(Yapılacak İş) Tapu kaydının iptali ve tescili davasına ilişkin karar metnini kaldığı yerden sürdürün.

(Çıkarılan Metin)
Logo

1. Hukuk Dairesi2024/5401 E. 2025/1101 K.

Yapay Zeka Özeti

Uyuşmazlık: Kadastro çalışmaları sonucu Hazine adına tescil edilen taşınmazın tapu kaydının iptali ve davacılar adına tescili istemiyle açılan davada, 10 yıllık hak düşürücü sürenin geçip geçmediği.

Gerekçe ve Sonuç: Taşınmazın Hazine adına tescilinden itibaren 10 yıllık hak düşürücü sürenin geçmiş olması ve davanın bu süre geçtikten sonra açılmış olması gözetilerek, Bölge Adliye Mahkemesi kararının onanmasına karar verilmiştir.

Karar Metni

"İçtihat Metni"

MAHKEMESİ : İstanbul Bölge Adliye Mahkemesi 6. Hukuk Dairesi

SAYISI : 2024/1380 E., 2024/1480 K.

İLK DERECE MAHKEMESİ : Küçükçekmece 3. Asliye Hukuk Mahkemesi

SAYISI : 2021/317 E., 2023/295 K.

(Verilen Malzeme)
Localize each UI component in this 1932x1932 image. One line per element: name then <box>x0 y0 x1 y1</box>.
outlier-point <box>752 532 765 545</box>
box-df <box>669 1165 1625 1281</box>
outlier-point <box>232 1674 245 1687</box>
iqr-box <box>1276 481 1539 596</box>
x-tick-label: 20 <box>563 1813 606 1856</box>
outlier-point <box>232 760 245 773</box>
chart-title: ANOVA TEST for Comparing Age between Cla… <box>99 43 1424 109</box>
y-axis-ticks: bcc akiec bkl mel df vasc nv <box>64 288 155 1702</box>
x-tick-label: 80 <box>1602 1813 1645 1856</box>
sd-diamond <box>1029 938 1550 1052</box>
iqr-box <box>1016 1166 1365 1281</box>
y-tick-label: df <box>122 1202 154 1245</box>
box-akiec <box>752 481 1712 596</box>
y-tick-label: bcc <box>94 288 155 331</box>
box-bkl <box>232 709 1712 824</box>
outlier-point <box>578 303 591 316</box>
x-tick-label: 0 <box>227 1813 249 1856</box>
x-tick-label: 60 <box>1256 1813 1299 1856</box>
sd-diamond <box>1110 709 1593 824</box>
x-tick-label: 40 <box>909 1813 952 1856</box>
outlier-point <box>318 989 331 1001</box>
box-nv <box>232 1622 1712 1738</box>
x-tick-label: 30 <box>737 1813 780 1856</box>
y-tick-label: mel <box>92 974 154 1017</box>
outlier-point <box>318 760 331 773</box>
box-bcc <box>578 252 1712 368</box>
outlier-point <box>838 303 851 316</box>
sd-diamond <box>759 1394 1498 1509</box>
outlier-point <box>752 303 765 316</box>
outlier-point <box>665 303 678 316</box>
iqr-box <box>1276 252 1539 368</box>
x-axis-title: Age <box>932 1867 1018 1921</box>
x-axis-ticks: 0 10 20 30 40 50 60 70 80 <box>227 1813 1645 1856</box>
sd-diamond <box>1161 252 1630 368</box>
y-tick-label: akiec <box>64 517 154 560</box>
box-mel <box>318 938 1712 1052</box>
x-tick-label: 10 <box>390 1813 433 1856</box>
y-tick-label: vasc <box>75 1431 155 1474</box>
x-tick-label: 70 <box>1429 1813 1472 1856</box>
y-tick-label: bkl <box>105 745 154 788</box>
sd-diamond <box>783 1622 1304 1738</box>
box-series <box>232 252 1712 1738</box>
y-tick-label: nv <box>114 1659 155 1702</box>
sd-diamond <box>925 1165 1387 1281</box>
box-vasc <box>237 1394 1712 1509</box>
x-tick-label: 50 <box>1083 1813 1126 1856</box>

(Alıştırmanın Cevabı)
Bölge Adliye Mahkemesi kararı davacılar ve asli müdahiller vekili tarafından temyiz edilmekle; kesinlik, süre, temyiz şartı ve diğer usul eksiklikleri yönünden yapılan ön inceleme sonucunda, temyiz dilekçesinin kabulüne karar verildikten ve Tetkik Hâkimi tarafından hazırlanan rapor dinlendikten sonra dosyadaki belgeler incelenip gereği düşünüldü:

I. DAVA

Davacılar vekili dava dilekçesinde; İstanbul ili, Başakşehir ilçesi, ... Mahallesinde yapılan kadastro çalışmalarında 40 parsel sayılı taşınmazın Hazine adına tespit edildiğini, kök murisleri ...’nin kadastro tespitine itiraz ettiğini, Bakırköy Tapulama Mahkemesince 08.07.1977 tarihinde görevsizlik kararı verildiğini ancak murisin 15.02.1977 tarihinde ölmesi nedeniyle kararın usulsüz olarak kesinleştirilerek Hazine adına tapuya tescil edildiğini, taşınmaza davacıların zilyet olduğunu ileri sürerek taşınmazın tapu kaydının iptali ile davacılar adına miras payları oranında tapuya tescilini istemiştir.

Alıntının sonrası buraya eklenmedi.